-- start of Stored data --
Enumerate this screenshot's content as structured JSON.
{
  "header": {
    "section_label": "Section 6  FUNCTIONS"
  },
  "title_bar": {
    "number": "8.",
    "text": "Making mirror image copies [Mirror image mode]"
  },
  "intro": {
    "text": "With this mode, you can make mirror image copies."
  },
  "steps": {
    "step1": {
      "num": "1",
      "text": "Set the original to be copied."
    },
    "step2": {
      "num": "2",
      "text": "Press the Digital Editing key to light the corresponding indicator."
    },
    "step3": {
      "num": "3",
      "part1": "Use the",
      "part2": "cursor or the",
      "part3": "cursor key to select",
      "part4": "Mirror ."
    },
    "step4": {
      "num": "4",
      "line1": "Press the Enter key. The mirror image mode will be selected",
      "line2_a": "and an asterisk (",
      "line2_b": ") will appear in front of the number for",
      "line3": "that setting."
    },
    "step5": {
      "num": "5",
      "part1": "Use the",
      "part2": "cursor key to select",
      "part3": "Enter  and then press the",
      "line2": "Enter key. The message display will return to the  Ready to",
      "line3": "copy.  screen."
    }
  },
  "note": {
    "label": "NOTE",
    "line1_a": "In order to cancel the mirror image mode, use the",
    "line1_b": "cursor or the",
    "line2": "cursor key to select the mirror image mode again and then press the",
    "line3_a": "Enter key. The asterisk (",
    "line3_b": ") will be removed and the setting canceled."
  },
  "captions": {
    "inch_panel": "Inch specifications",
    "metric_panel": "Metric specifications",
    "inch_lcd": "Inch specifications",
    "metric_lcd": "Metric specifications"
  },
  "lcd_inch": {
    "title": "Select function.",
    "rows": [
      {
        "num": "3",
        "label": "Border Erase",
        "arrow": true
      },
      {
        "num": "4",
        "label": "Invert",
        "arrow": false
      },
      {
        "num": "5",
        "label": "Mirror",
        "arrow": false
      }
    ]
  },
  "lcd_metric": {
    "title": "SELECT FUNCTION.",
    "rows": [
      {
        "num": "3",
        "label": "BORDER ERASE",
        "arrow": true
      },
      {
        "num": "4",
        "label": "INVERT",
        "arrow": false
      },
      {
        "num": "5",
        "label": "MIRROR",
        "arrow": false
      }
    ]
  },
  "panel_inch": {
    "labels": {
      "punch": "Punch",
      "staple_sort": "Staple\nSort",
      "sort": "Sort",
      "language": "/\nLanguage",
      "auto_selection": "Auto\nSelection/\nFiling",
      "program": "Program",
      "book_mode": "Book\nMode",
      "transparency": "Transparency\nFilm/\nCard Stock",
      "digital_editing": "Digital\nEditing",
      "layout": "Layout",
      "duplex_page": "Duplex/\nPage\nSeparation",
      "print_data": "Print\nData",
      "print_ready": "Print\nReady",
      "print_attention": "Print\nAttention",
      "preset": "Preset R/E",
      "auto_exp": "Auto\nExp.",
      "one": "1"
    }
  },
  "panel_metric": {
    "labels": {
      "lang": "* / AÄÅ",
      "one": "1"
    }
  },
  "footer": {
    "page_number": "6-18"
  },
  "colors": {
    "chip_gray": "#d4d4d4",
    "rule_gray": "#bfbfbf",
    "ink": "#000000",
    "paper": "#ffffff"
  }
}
-- end of Stored data --
Using the entries above, find all lines with "Auto". Copy them.

      "auto_selection": "Auto\nSelection/\nFiling",
      "auto_exp": "Auto\nExp.",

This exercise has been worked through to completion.